WORK REQUIRED: Copy each line below exactly and leave the pictures out.

RECORDS TO PROCESS:
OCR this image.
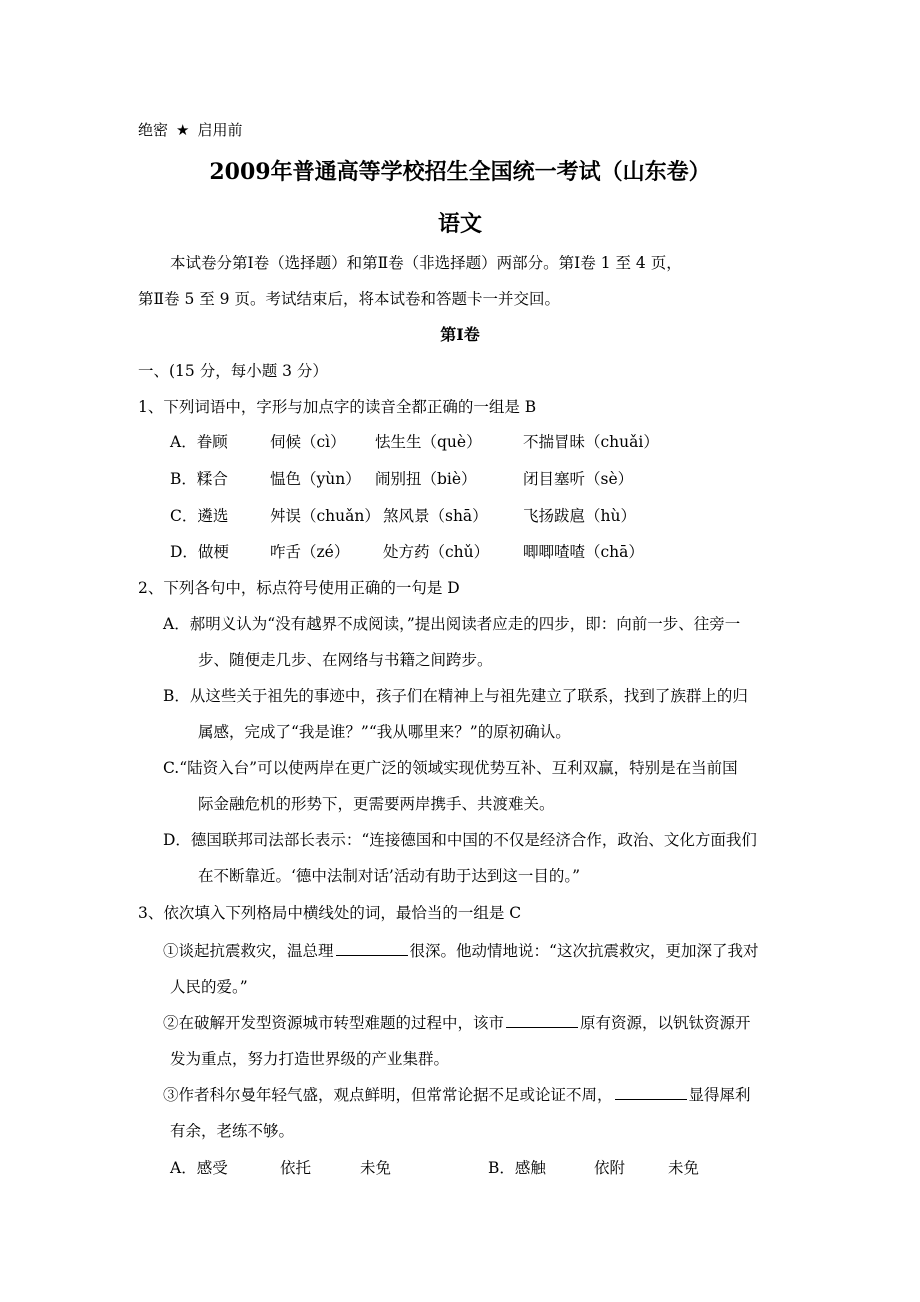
绝密 ★ 启用前
2009年普通高等学校招生全国统一考试（山东卷）
语文
本试卷分第Ⅰ卷（选择题）和第Ⅱ卷（非选择题）两部分。第Ⅰ卷 1 至 4 页，
第Ⅱ卷 5 至 9 页。考试结束后，将本试卷和答题卡一并交回。
第Ⅰ卷
一、(15 分，每小题 3 分）
1、下列词语中，字形与加点字的读音全都正确的一组是 B
A．眷顾	伺候（cì） 怯生生（què）	不揣冒昧（chuǎi）
B．糅合	愠色（yùn） 闹别扭（biè）	闭目塞听（sè）
C．遴选	舛误（chuǎn） 煞风景（shā） 飞扬跋扈（hù）
D．做梗	咋舌（zé） 处方药（chǔ） 唧唧喳喳（chā）
2、下列各句中，标点符号使用正确的一句是 D
A．郝明义认为“没有越界不成阅读，”提出阅读者应走的四步，即：向前一步、往旁一
步、随便走几步、在网络与书籍之间跨步。
B．从这些关于祖先的事迹中，孩子们在精神上与祖先建立了联系，找到了族群上的归
属感，完成了“我是谁？”“我从哪里来？”的原初确认。
C.“陆资入台”可以使两岸在更广泛的领域实现优势互补、互利双赢，特别是在当前国
际金融危机的形势下，更需要两岸携手、共渡难关。
D．德国联邦司法部长表示：“连接德国和中国的不仅是经济合作，政治、文化方面我们
在不断靠近。‘德中法制对话’活动有助于达到这一目的。”
3、依次填入下列格局中横线处的词，最恰当的一组是 C
①谈起抗震救灾，温总理	很深。他动情地说：“这次抗震救灾，更加深了我对
人民的爱。”
②在破解开发型资源城市转型难题的过程中，该市	原有资源，以钒钛资源开
发为重点，努力打造世界级的产业集群。
③作者科尔曼年轻气盛，观点鲜明，但常常论据不足或论证不周，	显得犀利
有余，老练不够。
A．感受	依托	未免	B．感触	依附	未免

THE COMPLETED TASK:
OCR this image.
绝密 ★ 启用前
2009年普通高等学校招生全国统一考试（山东卷）
语文
本试卷分第Ⅰ卷（选择题）和第Ⅱ卷（非选择题）两部分。第Ⅰ卷 1 至 4 页，
第Ⅱ卷 5 至 9 页。考试结束后，将本试卷和答题卡一并交回。
第Ⅰ卷
一、(15 分，每小题 3 分）
1、下列词语中，字形与加点字的读音全都正确的一组是 B
A．眷顾	伺候（cì） 怯生生（què）	不揣冒昧（chuǎi）
B．糅合	愠色（yùn） 闹别扭（biè）	闭目塞听（sè）
C．遴选	舛误（chuǎn） 煞风景（shā） 飞扬跋扈（hù）
D．做梗	咋舌（zé） 处方药（chǔ） 唧唧喳喳（chā）
2、下列各句中，标点符号使用正确的一句是 D
A．郝明义认为“没有越界不成阅读，”提出阅读者应走的四步，即：向前一步、往旁一
步、随便走几步、在网络与书籍之间跨步。
B．从这些关于祖先的事迹中，孩子们在精神上与祖先建立了联系，找到了族群上的归
属感，完成了“我是谁？”“我从哪里来？”的原初确认。
C.“陆资入台”可以使两岸在更广泛的领域实现优势互补、互利双赢，特别是在当前国
际金融危机的形势下，更需要两岸携手、共渡难关。
D．德国联邦司法部长表示：“连接德国和中国的不仅是经济合作，政治、文化方面我们
在不断靠近。‘德中法制对话’活动有助于达到这一目的。”
3、依次填入下列格局中横线处的词，最恰当的一组是 C
①谈起抗震救灾，温总理	很深。他动情地说：“这次抗震救灾，更加深了我对
人民的爱。”
②在破解开发型资源城市转型难题的过程中，该市	原有资源，以钒钛资源开
发为重点，努力打造世界级的产业集群。
③作者科尔曼年轻气盛，观点鲜明，但常常论据不足或论证不周，	显得犀利
有余，老练不够。
A．感受	依托	未免	B．感触	依附	未免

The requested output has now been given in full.